# earphones under 1500



## tyagi96 (Apr 4, 2014)

Hey guys, I m looking to buy a set of earphones or in-ear headphones, as some call them. Build quality will be an issue as I shall be treating them rough. I would be using them for rock and metal and would like loudness and clarity thanks


----------



## The Incinerator (Apr 4, 2014)

Denon AHC 260 should be your choice.


----------



## tyagi96 (Apr 4, 2014)

So I m down to 4, the denon ahc260, sony MDR ex220, creative ep660 and techfusion twinwoofers. I would like the best buy in terms of durability, loudness and sound quality


----------



## Chaitanya (Apr 5, 2014)

tyagi96 said:


> So I m down to 4, the denon ahc260, sony MDR ex220, creative ep660 and techfusion twinwoofers. I would like the best buy in terms of durability, loudness and sound quality



Also see COWON EM1, SM PL21


----------



## tyagi96 (Apr 5, 2014)

Chaitanya said:


> Also see COWON EM1, SM PL21


I m doubtful about the soundmagic's durability


----------



## The Incinerator (Apr 5, 2014)

Denon and the Cowon should be it. Ideally I like a Klipsch for rocknrolla but lower end klipsch will bring in fatigue and aint good for long listening sessions.


----------



## tyagi96 (Apr 5, 2014)

Ahc260 or em1. The em1 has definitely got better build quality and looks but some web reviews say that the sound quality of the cowon is not as good when used with mobile devices. Anybody own an em1???


----------



## Chaitanya (Apr 5, 2014)

Yeah heard about it, but again you never mentioned where you were going to use it,
As far as your concern about driving power I clearly notice difference in sound quality difference on my ES 18 when I use it with my laptop as compared to regular use with my mobile; so IMO it's a chronic problem with earphones.


----------



## tyagi96 (Apr 5, 2014)

Chaitanya said:


> Yeah heard about it, but again you never mentioned where you were going to use it,
> As far as your concern about driving power I clearly notice difference in sound quality difference on my ES 18 when I use it with my laptop as compared to regular use with my mobile; so IMO it's a chronic problem with earphones.


Yeah sorry abt that. I will be using it on my tab3 most of the time. Actually the cowon has got 10mm drivers so I m just a little apprehensive....


----------



## The Incinerator (Apr 5, 2014)

Yes Cowon does better with an amp,a lot better. But its acceptable and good with any source that has a powerful or high current phones out eg Xperia Z etc etc...


----------



## tyagi96 (Apr 5, 2014)

Placed an order for em1 at flipkart. Lets hope no issues creep up. Thanks incinerator and chaitanya


----------



## kunalgujarathi (Apr 5, 2014)

tyagi96 said:


> Ahc260 or em1. The em1 has definitely got better build quality and looks but some web reviews say that the sound quality of the cowon is not as good when used with mobile devices. Anybody own an em1???



Using cowon em1 with my i5 & Xperia  z!
Better quality than ES18 & Earpods!


----------



## tyagi96 (Apr 5, 2014)

kunalgujarathi said:


> Using cowon em1 with my i5 & Xperia  z!
> Better quality than ES18 & Earpods!



Ah a good omen right after I placed the order!


----------



## kunalgujarathi (Apr 5, 2014)

Entries provided:
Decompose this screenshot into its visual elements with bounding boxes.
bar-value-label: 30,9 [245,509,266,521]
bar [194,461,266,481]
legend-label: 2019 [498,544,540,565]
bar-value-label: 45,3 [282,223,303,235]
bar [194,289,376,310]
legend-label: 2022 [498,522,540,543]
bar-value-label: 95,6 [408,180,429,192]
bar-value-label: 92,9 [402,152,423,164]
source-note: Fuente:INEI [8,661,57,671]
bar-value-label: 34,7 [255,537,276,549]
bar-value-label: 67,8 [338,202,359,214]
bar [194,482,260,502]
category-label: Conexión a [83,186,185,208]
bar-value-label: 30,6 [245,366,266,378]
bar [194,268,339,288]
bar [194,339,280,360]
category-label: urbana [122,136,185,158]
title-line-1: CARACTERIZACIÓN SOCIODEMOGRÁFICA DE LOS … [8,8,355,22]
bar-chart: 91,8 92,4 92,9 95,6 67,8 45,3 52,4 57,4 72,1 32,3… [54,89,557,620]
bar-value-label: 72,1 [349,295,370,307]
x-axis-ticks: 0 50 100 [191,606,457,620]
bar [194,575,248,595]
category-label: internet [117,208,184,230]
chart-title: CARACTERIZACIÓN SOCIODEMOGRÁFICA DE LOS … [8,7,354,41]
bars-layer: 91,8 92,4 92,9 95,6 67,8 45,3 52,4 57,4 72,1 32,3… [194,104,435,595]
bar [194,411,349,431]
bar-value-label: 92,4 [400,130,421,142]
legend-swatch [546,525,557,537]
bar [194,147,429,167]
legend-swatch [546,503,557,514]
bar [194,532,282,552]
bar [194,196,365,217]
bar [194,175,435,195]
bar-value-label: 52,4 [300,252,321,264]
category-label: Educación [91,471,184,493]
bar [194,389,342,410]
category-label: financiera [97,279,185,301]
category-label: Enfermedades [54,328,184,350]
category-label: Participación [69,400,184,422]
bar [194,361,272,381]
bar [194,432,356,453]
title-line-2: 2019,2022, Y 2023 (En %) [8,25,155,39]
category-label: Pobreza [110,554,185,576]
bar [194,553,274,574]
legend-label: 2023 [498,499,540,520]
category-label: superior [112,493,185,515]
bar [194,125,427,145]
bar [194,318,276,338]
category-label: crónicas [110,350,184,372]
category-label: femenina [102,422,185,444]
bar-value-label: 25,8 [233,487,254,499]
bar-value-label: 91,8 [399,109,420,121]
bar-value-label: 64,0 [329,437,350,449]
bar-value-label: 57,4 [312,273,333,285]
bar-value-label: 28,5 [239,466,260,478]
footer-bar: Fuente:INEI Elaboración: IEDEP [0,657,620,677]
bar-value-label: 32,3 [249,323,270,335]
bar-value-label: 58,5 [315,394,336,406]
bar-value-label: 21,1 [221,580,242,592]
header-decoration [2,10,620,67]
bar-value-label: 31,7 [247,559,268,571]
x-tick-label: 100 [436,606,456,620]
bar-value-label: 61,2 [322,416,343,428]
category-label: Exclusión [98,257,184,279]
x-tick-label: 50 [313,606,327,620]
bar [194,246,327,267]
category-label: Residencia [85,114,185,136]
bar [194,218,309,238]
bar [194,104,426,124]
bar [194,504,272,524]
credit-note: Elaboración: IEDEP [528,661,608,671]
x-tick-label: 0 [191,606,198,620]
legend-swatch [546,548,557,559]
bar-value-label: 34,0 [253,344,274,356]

Work required:
Retype the part of the earphones thread that begins at the words "# earphones under" and stops after "Incinerator (Apr 4, 2014)".

Reply to the task:
# earphones under 1500



## tyagi96 (Apr 4, 2014)

Hey guys, I m looking to buy a set of earphones or in-ear headphones, as some call them. Build quality will be an issue as I shall be treating them rough. I would be using them for rock and metal and would like loudness and clarity thanks


----------



## The Incinerator (Apr 4, 2014)